Exercise instructions: Omit any picture, and return the remaining data exactly as written.

Source data:
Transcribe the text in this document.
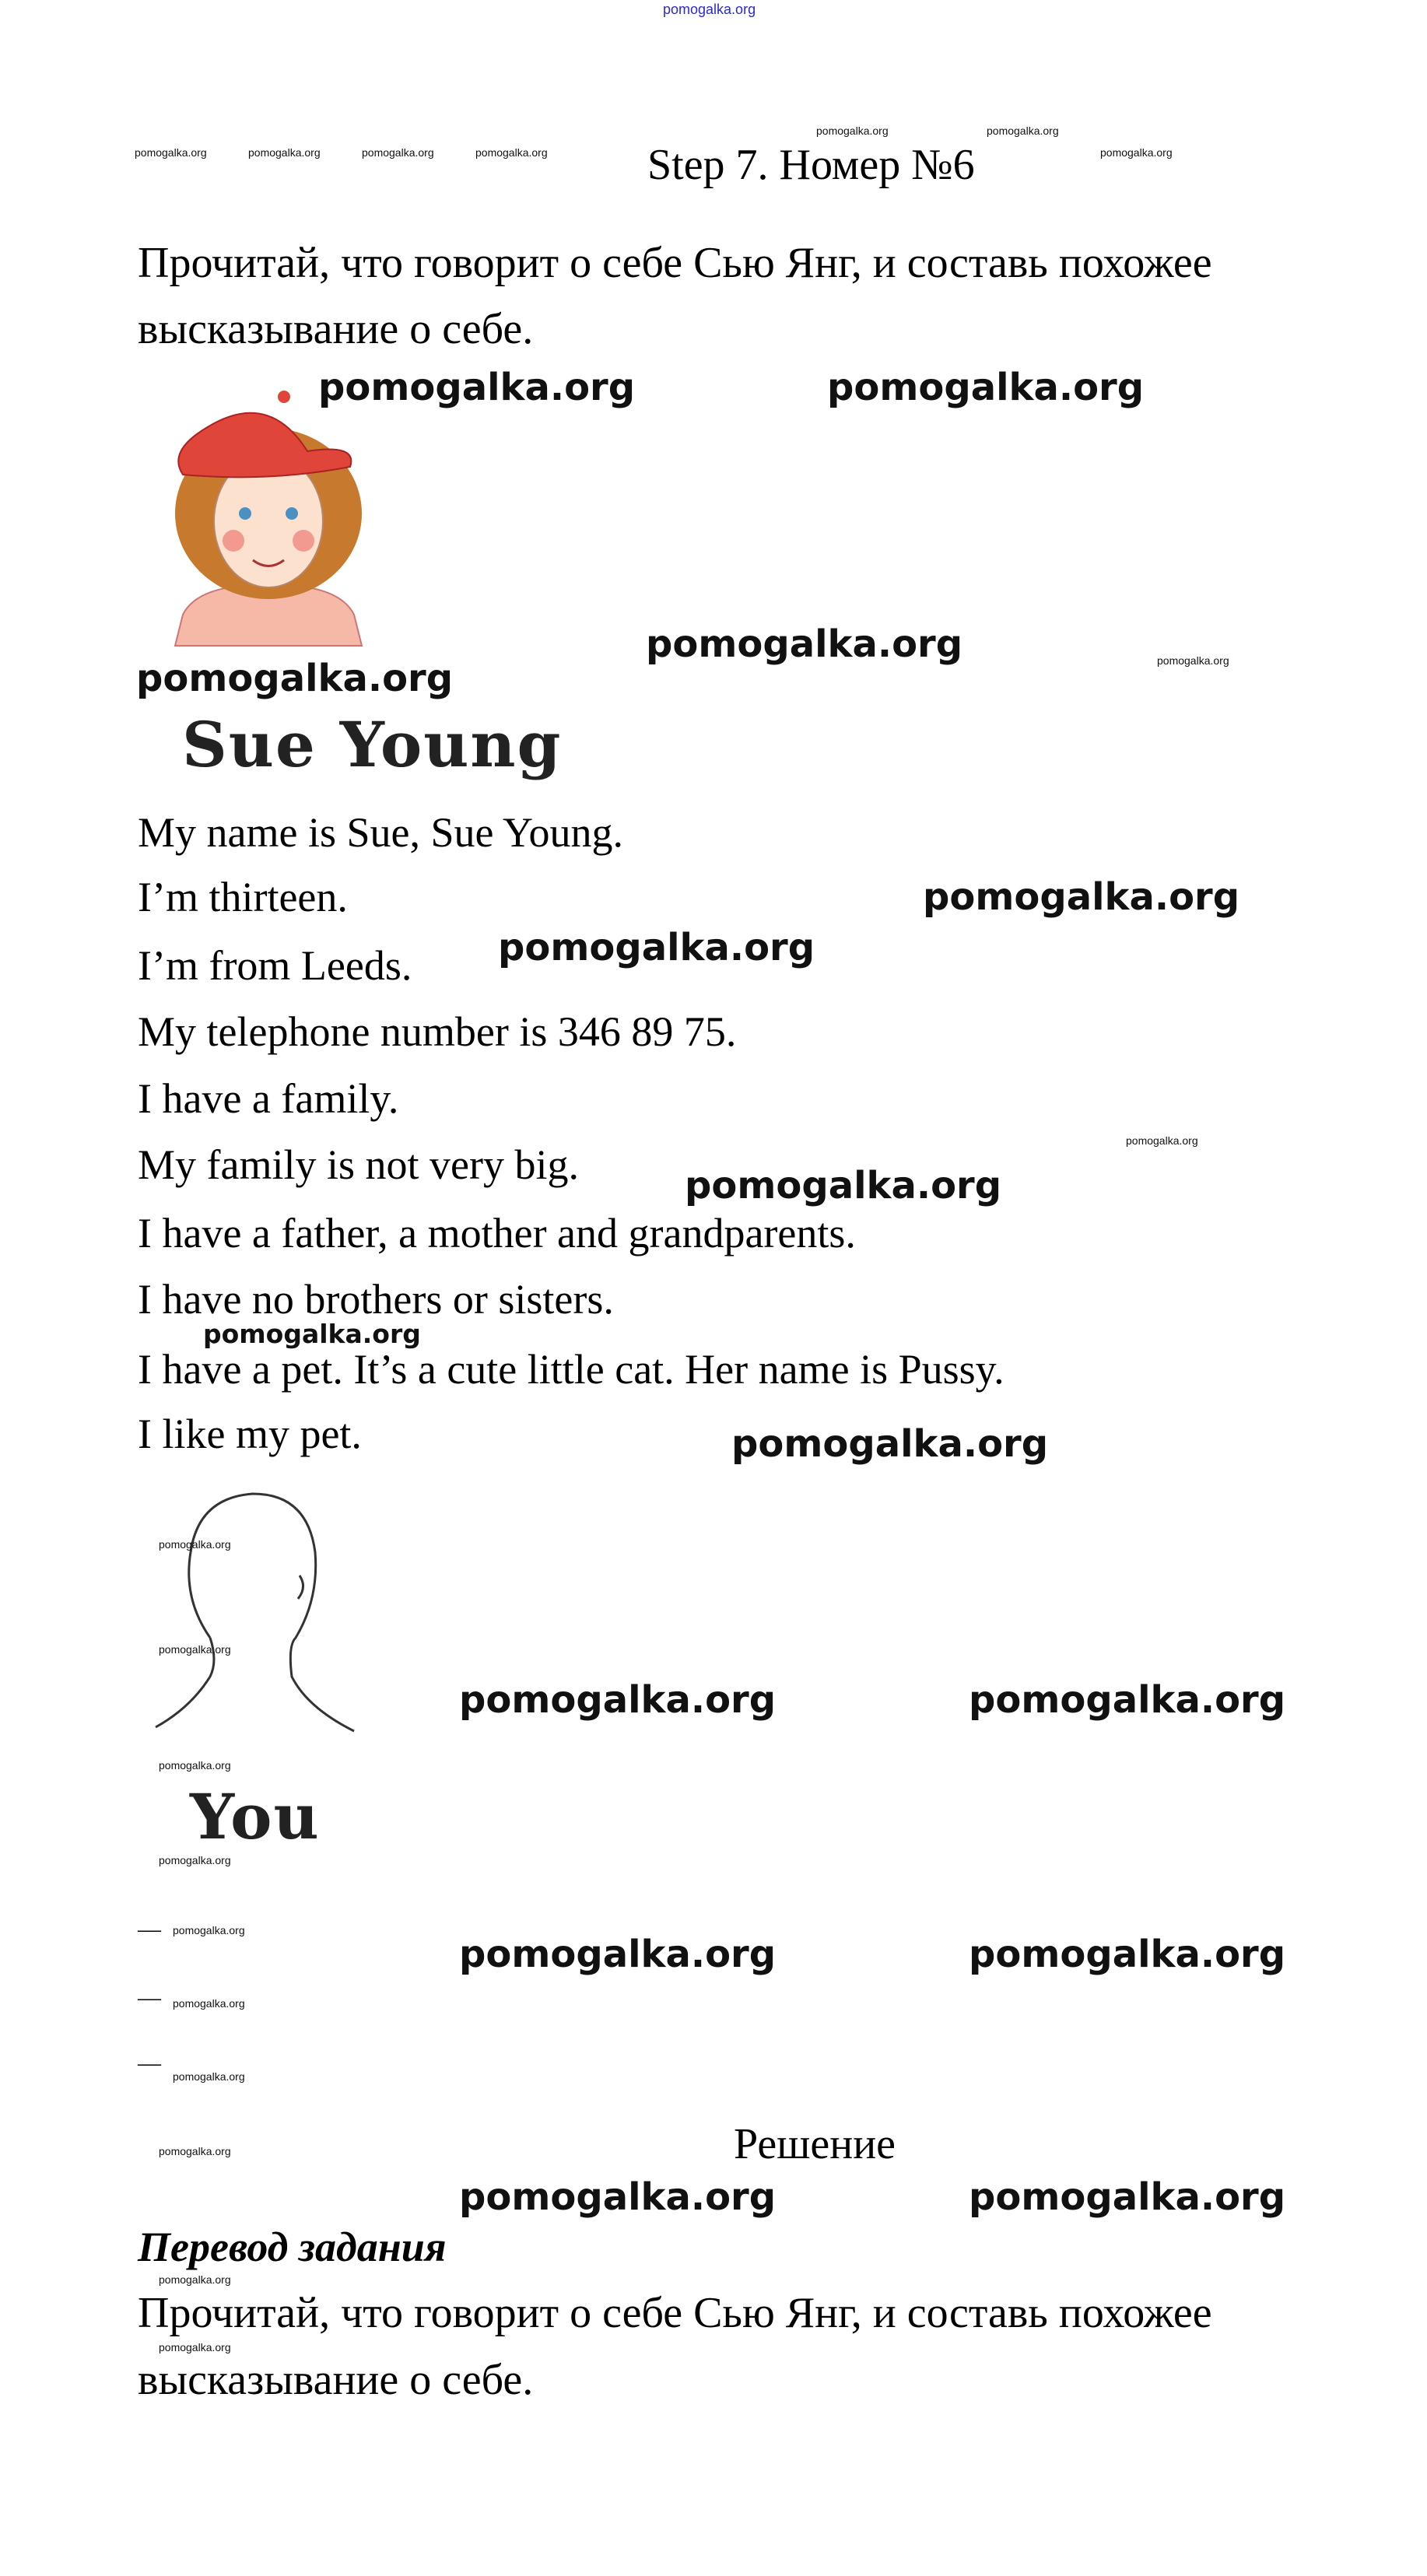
pomogalka.org
pomogalka.org	pomogalka.org	pomogalka.org	pomogalka.org Step 7. Номер №6
pomogalka.org	pomogalka.org
pomogalka.org
Прочитай, что говорит о себе Сью Янг, и составь похожее
высказывание о себе.
pomogalka.org	pomogalka.org
pomogalka.org	pomogalka.org
pomogalka.org
Sue Young
My name is Sue, Sue Young.
I’m thirteen.
I’m from Leeds.
My telephone number is 346 89 75.
I have a family.
My family is not very big.
I have a father, a mother and grandparents.
I have no brothers or sisters.
I have a pet. It’s a cute little cat. Her name is Pussy.
I like my pet.
pomogalka.org
pomogalka.org
pomogalka.org
pomogalka.org
pomogalka.org
pomogalka.org
pomogalka.org
pomogalka.org
pomogalka.org	pomogalka.org
pomogalka.org
You
pomogalka.org
— pomogalka.org
pomogalka.org	pomogalka.org
— pomogalka.org
—
pomogalka.org
Решение
pomogalka.org
pomogalka.org	pomogalka.org
Перевод задания
pomogalka.org
Прочитай, что говорит о себе Сью Янг, и составь похожее
pomogalka.org
высказывание о себе.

Answer to this task:
Transcribe the text in this document.
pomogalka.org
pomogalka.org	pomogalka.org	pomogalka.org	pomogalka.org Step 7. Номер №6
pomogalka.org	pomogalka.org
pomogalka.org
Прочитай, что говорит о себе Сью Янг, и составь похожее
высказывание о себе.
pomogalka.org	pomogalka.org
pomogalka.org	pomogalka.org
pomogalka.org
Sue Young
My name is Sue, Sue Young.
I’m thirteen.
I’m from Leeds.
My telephone number is 346 89 75.
I have a family.
My family is not very big.
I have a father, a mother and grandparents.
I have no brothers or sisters.
I have a pet. It’s a cute little cat. Her name is Pussy.
I like my pet.
pomogalka.org
pomogalka.org
pomogalka.org
pomogalka.org
pomogalka.org
pomogalka.org
pomogalka.org
pomogalka.org
pomogalka.org	pomogalka.org
pomogalka.org
You
pomogalka.org
— pomogalka.org
pomogalka.org	pomogalka.org
— pomogalka.org
—
pomogalka.org
Решение
pomogalka.org
pomogalka.org	pomogalka.org
Перевод задания
pomogalka.org
Прочитай, что говорит о себе Сью Янг, и составь похожее
pomogalka.org
высказывание о себе.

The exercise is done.